Render the lines of the items below as a numbered list, skipping any blank lines and omitting the pictures.

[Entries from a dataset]
* Begin *

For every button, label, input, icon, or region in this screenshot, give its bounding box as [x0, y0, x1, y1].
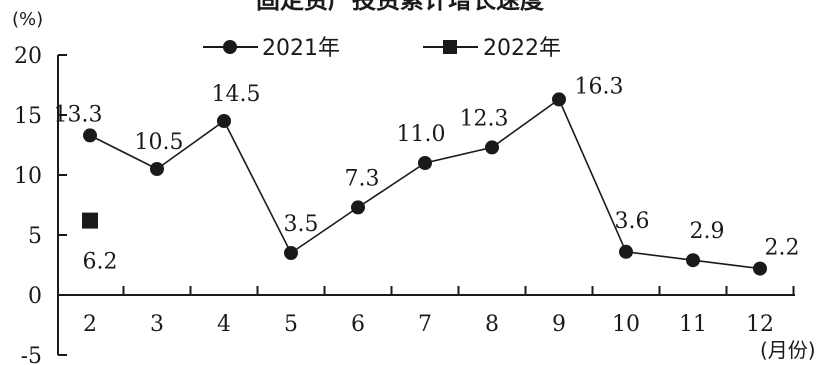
x-tick-label: 7	[418, 312, 432, 337]
legend: 2021年 2022年	[203, 36, 561, 61]
data-label: 11.0	[397, 122, 446, 147]
data-label: 2.9	[690, 219, 725, 244]
x-tick-label: 3	[150, 312, 164, 337]
x-tick-label: 4	[217, 312, 231, 337]
legend-marker-circle	[223, 40, 237, 54]
data-point	[753, 261, 767, 276]
axes: -5 0 5 10 15 20 2 3 4 5 6 7 8 9 10 11 12	[14, 44, 795, 365]
data-label: 16.3	[575, 74, 624, 99]
x-tick-label: 6	[351, 312, 365, 337]
legend-item-2021: 2021年	[203, 36, 340, 61]
data-labels: 13.3 10.5 14.5 3.5 7.3 11.0 12.3 16.3 3.6 2.9 2.2 6…	[54, 74, 800, 274]
data-label: 2.2	[765, 236, 800, 261]
data-label: 3.5	[284, 212, 319, 237]
x-tick-label: 12	[746, 312, 774, 337]
x-tick-label: 5	[284, 312, 298, 337]
chart-title: 固定资产投资累计增长速度	[256, 0, 545, 14]
series-layer	[82, 92, 767, 276]
data-point	[150, 162, 164, 176]
data-point	[83, 128, 97, 143]
data-point	[351, 200, 365, 215]
y-tick-label: 10	[14, 164, 42, 189]
y-axis-unit: (%)	[12, 9, 43, 30]
legend-item-2022: 2022年	[423, 36, 561, 61]
legend-label-2022: 2022年	[483, 36, 561, 61]
x-tick-label: 10	[612, 312, 640, 337]
data-point	[619, 244, 633, 259]
data-label: 13.3	[54, 102, 103, 127]
y-tick-label: -5	[21, 344, 42, 365]
data-point	[284, 246, 298, 260]
legend-label-2021: 2021年	[262, 36, 340, 61]
data-point	[686, 253, 700, 268]
data-label: 14.5	[212, 82, 261, 107]
data-point	[552, 92, 566, 107]
y-tick-label: 15	[14, 104, 42, 129]
x-tick-label: 2	[83, 312, 97, 337]
data-label: 12.3	[460, 106, 509, 131]
data-label: 7.3	[345, 166, 380, 191]
x-tick-label: 11	[679, 312, 707, 337]
data-label: 6.2	[83, 250, 118, 275]
legend-marker-square	[443, 40, 457, 54]
data-point	[82, 212, 98, 229]
y-tick-label: 20	[14, 44, 42, 69]
data-label: 3.6	[615, 209, 650, 234]
y-tick-label: 0	[28, 284, 42, 309]
x-tick-label: 8	[485, 312, 499, 337]
data-point	[217, 114, 231, 128]
x-tick-label: 9	[552, 312, 566, 337]
data-point	[485, 140, 499, 155]
y-tick-label: 5	[28, 224, 42, 249]
data-label: 10.5	[135, 130, 184, 155]
x-axis-unit: (月份)	[760, 338, 816, 362]
data-point	[418, 156, 432, 170]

* End *

**RESULT BELOW:**
1. For every button, label, input, icon, or region in this screenshot, give its bounding box as [x0, y0, x1, y1].
2. x-tick-label: 7	[418, 312, 432, 337]
3. legend: 2021年 2022年	[203, 36, 561, 61]
4. data-label: 11.0	[397, 122, 446, 147]
5. data-label: 2.9	[690, 219, 725, 244]
6. x-tick-label: 3	[150, 312, 164, 337]
7. x-tick-label: 4	[217, 312, 231, 337]
8. legend-marker-circle	[223, 40, 237, 54]
9. data-point	[753, 261, 767, 276]
10. axes: -5 0 5 10 15 20 2 3 4 5 6 7 8 9 10 11 12	[14, 44, 795, 365]
11. data-label: 16.3	[575, 74, 624, 99]
12. x-tick-label: 6	[351, 312, 365, 337]
13. legend-item-2021: 2021年	[203, 36, 340, 61]
14. data-labels: 13.3 10.5 14.5 3.5 7.3 11.0 12.3 16.3 3.6 2.9 2.2 6…	[54, 74, 800, 274]
15. data-label: 2.2	[765, 236, 800, 261]
16. data-label: 3.5	[284, 212, 319, 237]
17. x-tick-label: 12	[746, 312, 774, 337]
18. x-tick-label: 5	[284, 312, 298, 337]
19. chart-title: 固定资产投资累计增长速度	[256, 0, 545, 14]
20. series-layer	[82, 92, 767, 276]
21. data-point	[150, 162, 164, 176]
22. data-point	[83, 128, 97, 143]
23. data-point	[351, 200, 365, 215]
24. y-tick-label: 10	[14, 164, 42, 189]
25. y-axis-unit: (%)	[12, 9, 43, 30]
26. legend-item-2022: 2022年	[423, 36, 561, 61]
27. legend-label-2022: 2022年	[483, 36, 561, 61]
28. x-tick-label: 10	[612, 312, 640, 337]
29. data-point	[619, 244, 633, 259]
30. data-label: 13.3	[54, 102, 103, 127]
31. y-tick-label: -5	[21, 344, 42, 365]
32. data-point	[284, 246, 298, 260]
33. legend-label-2021: 2021年	[262, 36, 340, 61]
34. data-point	[686, 253, 700, 268]
35. data-label: 14.5	[212, 82, 261, 107]
36. data-point	[552, 92, 566, 107]
37. y-tick-label: 15	[14, 104, 42, 129]
38. x-tick-label: 2	[83, 312, 97, 337]
39. data-label: 12.3	[460, 106, 509, 131]
40. data-label: 7.3	[345, 166, 380, 191]
41. x-tick-label: 11	[679, 312, 707, 337]
42. data-label: 6.2	[83, 250, 118, 275]
43. legend-marker-square	[443, 40, 457, 54]
44. data-point	[82, 212, 98, 229]
45. y-tick-label: 20	[14, 44, 42, 69]
46. data-label: 3.6	[615, 209, 650, 234]
47. y-tick-label: 0	[28, 284, 42, 309]
48. x-tick-label: 8	[485, 312, 499, 337]
49. data-point	[217, 114, 231, 128]
50. x-tick-label: 9	[552, 312, 566, 337]
51. data-point	[485, 140, 499, 155]
52. y-tick-label: 5	[28, 224, 42, 249]
53. data-label: 10.5	[135, 130, 184, 155]
54. x-axis-unit: (月份)	[760, 338, 816, 362]
55. data-point	[418, 156, 432, 170]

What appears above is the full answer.